-------- Given records
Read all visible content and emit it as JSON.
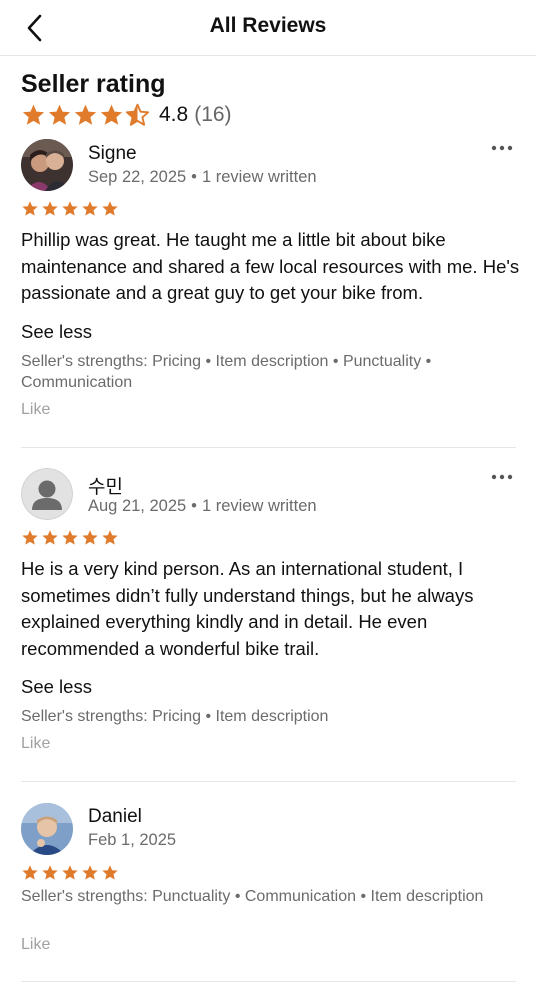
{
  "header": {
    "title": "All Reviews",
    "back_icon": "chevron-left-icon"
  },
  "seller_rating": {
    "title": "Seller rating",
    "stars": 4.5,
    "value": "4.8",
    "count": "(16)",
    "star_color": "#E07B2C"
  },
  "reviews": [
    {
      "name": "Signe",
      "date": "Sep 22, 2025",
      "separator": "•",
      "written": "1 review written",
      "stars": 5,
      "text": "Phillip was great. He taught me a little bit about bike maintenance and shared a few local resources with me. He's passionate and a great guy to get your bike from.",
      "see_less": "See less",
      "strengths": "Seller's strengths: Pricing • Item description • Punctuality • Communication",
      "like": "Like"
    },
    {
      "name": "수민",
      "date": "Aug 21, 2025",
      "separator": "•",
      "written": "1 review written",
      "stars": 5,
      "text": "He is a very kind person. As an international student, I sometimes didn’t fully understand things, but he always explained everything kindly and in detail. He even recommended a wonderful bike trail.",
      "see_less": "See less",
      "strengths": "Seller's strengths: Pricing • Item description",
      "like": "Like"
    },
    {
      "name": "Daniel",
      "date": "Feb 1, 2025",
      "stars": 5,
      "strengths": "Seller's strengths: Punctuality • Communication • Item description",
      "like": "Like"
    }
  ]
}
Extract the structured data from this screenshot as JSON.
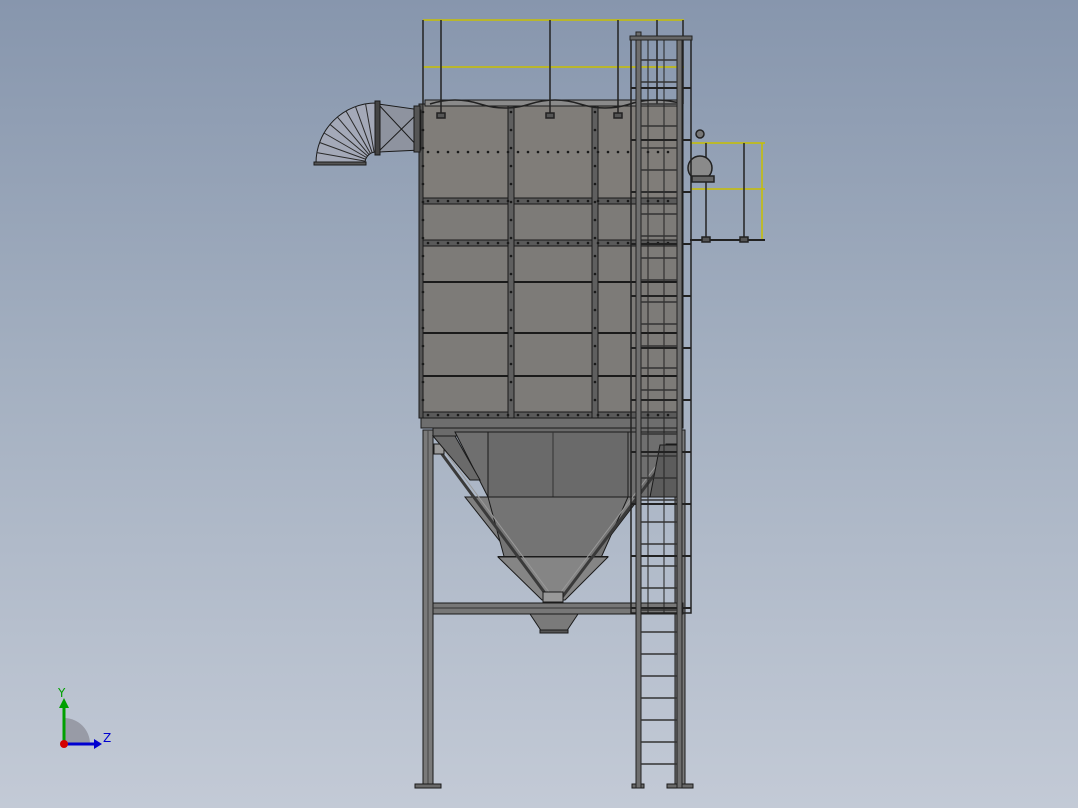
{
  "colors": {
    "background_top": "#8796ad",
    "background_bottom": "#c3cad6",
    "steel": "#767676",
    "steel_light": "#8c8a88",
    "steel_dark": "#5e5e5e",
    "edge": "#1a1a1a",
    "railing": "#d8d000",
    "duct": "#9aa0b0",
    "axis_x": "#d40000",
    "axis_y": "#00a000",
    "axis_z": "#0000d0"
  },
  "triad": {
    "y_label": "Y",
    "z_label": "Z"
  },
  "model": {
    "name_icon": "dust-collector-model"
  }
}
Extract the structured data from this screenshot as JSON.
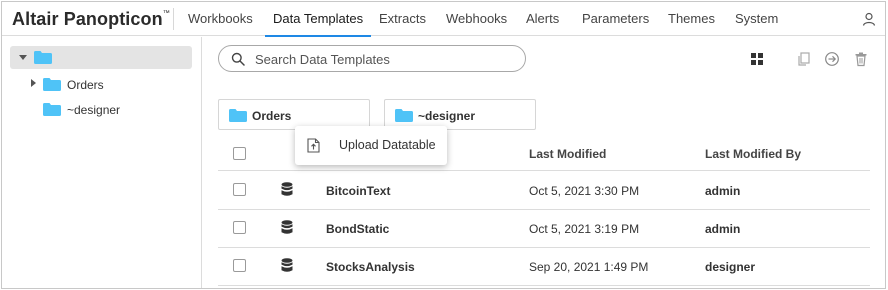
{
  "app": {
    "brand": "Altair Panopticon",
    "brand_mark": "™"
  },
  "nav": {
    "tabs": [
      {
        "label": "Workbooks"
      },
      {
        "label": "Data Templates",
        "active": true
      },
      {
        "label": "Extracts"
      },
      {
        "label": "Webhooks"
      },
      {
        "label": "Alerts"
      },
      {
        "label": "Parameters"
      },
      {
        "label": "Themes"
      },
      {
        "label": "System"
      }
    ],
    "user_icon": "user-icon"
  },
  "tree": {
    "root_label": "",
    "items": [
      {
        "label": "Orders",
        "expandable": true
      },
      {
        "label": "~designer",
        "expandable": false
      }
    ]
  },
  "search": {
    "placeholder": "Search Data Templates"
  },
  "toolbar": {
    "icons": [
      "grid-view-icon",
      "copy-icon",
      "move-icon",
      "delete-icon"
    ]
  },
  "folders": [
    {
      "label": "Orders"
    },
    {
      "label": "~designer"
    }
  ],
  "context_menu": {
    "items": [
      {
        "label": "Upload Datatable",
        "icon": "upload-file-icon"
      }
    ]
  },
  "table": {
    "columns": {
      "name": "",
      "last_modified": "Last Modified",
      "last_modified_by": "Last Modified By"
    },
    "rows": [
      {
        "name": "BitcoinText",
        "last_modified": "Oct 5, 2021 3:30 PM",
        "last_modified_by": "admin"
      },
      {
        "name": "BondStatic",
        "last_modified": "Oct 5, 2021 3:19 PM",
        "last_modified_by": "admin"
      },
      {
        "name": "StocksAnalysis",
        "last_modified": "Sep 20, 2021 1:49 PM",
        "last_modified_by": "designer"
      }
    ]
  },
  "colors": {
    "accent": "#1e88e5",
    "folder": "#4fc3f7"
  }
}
----------------
Copy all lines from the material that include "model".

  "model": {
    "name_icon": "dust-collector-model"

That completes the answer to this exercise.